*Exercise*.
Identify and copy all lines of the material where the string "name" is found.

*Figure record extracts*.
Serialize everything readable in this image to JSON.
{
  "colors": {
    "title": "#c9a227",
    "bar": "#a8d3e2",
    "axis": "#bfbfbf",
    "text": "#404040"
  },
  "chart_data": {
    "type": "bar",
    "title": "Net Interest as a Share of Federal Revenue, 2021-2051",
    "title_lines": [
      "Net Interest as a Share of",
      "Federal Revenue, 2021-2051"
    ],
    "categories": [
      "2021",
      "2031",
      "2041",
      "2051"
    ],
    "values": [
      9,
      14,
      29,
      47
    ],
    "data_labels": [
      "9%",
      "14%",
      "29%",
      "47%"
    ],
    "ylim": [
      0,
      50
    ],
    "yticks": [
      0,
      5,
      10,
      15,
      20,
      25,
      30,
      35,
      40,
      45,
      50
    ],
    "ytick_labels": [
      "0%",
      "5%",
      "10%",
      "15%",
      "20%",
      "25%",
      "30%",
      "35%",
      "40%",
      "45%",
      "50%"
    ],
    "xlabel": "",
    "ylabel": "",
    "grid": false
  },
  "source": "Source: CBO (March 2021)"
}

--

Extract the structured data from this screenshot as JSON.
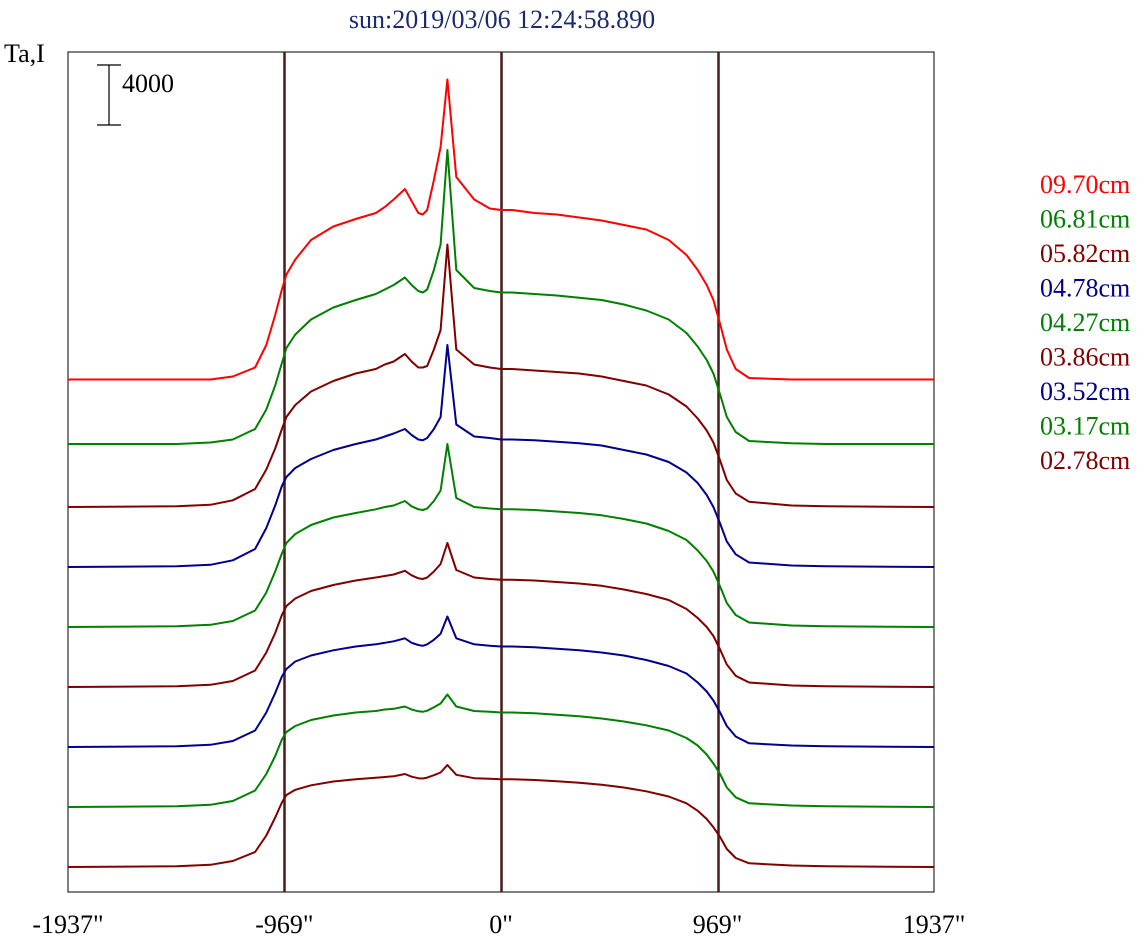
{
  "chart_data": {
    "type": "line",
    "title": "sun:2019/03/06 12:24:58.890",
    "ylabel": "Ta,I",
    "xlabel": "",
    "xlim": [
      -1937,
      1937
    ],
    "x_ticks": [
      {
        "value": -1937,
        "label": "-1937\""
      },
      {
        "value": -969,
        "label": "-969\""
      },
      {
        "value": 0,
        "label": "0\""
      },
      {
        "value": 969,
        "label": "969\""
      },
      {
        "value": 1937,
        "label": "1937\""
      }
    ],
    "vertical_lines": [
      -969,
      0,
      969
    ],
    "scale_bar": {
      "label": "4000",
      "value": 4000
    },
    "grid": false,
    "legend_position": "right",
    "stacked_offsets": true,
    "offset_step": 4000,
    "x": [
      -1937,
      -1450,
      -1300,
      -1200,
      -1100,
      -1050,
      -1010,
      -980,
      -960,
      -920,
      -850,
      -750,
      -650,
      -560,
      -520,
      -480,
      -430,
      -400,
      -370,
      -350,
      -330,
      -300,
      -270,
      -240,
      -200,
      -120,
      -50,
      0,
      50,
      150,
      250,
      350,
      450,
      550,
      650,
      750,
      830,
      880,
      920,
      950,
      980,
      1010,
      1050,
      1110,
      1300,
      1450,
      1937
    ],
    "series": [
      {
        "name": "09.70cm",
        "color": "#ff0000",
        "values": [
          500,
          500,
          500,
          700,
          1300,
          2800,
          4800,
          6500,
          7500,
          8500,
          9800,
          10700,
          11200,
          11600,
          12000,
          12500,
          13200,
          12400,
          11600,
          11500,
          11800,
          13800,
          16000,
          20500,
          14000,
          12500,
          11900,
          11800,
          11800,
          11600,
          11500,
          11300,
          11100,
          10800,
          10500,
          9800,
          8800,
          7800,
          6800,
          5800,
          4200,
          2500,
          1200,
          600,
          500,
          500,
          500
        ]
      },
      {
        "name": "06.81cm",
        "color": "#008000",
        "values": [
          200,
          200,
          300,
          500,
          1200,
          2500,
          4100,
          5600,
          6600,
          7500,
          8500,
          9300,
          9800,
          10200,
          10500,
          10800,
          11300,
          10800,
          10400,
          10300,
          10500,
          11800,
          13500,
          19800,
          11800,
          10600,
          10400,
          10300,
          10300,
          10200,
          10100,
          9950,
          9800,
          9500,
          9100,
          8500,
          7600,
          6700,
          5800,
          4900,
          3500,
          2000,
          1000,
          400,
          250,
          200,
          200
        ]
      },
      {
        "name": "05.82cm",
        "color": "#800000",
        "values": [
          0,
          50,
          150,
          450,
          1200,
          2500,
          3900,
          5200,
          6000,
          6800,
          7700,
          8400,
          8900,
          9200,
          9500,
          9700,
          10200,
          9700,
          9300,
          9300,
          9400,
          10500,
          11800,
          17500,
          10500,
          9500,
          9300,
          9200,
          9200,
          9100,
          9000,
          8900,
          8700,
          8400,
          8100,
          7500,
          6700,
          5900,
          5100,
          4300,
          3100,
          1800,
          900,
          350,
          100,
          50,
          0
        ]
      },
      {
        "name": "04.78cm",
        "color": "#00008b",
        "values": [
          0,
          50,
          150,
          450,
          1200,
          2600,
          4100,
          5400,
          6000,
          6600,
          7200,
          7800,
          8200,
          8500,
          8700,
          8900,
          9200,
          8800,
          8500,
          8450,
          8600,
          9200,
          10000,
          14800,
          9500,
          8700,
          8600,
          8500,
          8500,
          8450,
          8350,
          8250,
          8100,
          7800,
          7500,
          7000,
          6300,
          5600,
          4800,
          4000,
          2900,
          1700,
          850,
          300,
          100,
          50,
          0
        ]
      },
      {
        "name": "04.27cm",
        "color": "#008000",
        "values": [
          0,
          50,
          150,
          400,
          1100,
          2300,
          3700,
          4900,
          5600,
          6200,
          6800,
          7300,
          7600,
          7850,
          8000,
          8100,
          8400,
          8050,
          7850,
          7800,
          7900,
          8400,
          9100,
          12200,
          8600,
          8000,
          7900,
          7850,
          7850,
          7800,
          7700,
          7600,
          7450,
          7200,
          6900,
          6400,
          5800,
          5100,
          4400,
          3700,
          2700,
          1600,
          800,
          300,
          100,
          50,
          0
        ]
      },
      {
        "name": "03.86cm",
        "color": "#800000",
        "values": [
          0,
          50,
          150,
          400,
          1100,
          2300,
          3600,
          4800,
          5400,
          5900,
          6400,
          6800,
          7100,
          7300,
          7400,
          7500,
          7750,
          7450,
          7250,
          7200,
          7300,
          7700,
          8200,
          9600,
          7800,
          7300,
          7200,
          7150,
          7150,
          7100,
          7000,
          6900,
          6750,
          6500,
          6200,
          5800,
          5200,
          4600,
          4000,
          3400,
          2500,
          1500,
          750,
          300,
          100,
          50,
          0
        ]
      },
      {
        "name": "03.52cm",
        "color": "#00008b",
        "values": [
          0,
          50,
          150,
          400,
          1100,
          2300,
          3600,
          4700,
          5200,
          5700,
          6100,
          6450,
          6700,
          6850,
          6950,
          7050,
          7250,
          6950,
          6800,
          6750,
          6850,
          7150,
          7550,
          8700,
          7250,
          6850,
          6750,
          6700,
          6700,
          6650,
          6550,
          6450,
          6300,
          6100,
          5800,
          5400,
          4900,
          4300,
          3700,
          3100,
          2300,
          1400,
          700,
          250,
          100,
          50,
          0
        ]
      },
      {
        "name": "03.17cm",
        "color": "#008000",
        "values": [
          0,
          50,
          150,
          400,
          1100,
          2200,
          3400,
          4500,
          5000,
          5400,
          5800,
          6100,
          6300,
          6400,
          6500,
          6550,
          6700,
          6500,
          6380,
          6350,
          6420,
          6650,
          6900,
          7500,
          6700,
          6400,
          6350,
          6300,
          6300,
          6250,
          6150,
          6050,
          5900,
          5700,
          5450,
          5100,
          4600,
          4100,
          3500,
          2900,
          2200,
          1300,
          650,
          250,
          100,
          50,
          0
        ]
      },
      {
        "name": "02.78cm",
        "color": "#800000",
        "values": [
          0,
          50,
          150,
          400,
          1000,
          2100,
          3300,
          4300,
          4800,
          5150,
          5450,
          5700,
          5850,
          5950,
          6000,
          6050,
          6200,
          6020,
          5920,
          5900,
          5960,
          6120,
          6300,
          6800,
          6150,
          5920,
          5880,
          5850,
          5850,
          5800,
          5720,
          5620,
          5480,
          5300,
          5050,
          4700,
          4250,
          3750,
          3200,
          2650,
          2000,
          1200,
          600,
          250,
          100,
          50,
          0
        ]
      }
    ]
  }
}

* * *

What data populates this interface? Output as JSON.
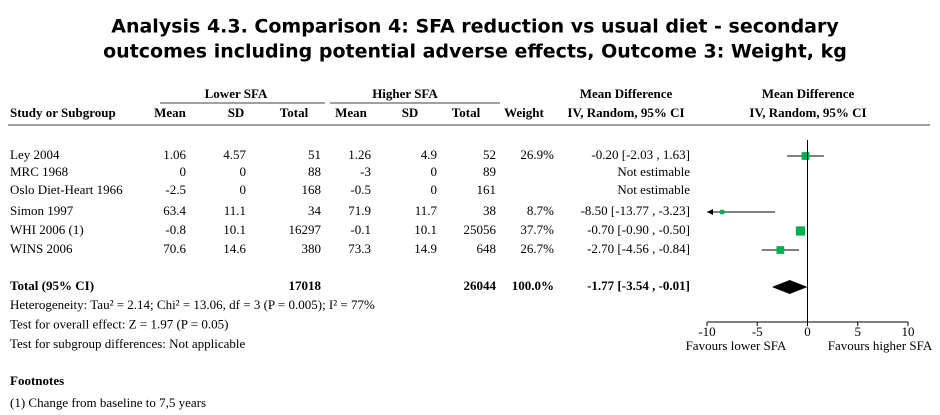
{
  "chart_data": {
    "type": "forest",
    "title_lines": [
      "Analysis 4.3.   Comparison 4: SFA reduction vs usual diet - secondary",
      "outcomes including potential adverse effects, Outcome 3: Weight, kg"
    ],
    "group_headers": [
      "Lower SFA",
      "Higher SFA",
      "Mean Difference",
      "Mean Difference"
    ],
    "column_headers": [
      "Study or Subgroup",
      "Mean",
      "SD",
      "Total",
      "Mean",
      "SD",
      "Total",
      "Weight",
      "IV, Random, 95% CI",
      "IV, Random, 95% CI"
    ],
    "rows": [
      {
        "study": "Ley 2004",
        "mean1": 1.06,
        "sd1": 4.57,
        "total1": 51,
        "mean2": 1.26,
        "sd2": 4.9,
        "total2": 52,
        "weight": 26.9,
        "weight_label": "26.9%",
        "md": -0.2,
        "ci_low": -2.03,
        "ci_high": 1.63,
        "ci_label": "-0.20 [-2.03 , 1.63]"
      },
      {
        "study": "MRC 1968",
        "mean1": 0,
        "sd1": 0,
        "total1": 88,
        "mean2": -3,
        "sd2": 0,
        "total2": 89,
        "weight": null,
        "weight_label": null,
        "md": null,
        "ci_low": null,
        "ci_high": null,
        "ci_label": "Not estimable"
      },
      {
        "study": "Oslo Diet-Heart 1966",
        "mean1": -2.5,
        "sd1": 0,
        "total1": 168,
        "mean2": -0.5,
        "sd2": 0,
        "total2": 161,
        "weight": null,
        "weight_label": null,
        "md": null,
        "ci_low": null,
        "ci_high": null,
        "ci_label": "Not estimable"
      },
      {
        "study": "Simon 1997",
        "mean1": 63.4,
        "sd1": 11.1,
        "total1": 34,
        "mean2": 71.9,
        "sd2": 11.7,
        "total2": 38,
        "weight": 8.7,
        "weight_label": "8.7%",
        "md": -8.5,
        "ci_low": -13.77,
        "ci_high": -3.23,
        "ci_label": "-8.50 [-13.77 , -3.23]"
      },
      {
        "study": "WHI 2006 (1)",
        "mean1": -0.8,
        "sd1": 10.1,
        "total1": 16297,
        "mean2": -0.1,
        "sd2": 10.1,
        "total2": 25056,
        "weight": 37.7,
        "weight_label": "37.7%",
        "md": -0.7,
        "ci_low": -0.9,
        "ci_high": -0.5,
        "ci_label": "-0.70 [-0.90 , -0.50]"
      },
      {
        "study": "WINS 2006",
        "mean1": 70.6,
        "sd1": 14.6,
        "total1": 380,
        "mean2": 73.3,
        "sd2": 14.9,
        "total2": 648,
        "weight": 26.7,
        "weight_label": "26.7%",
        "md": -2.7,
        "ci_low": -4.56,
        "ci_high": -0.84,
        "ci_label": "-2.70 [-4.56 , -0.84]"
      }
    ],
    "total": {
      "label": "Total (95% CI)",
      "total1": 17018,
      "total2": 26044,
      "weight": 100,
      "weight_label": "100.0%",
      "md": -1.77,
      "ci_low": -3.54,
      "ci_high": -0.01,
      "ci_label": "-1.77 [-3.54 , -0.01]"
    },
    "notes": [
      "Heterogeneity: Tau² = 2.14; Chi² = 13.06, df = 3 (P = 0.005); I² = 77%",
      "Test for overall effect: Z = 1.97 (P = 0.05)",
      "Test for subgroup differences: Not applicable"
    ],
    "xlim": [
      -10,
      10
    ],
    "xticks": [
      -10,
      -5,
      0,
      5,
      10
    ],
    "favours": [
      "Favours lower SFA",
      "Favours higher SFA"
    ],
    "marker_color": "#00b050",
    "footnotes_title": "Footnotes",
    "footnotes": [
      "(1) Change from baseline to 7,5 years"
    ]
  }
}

*Result*.
        "name": "09.70cm",
        "name": "06.81cm",
        "name": "05.82cm",
        "name": "04.78cm",
        "name": "04.27cm",
        "name": "03.86cm",
        "name": "03.52cm",
        "name": "03.17cm",
        "name": "02.78cm",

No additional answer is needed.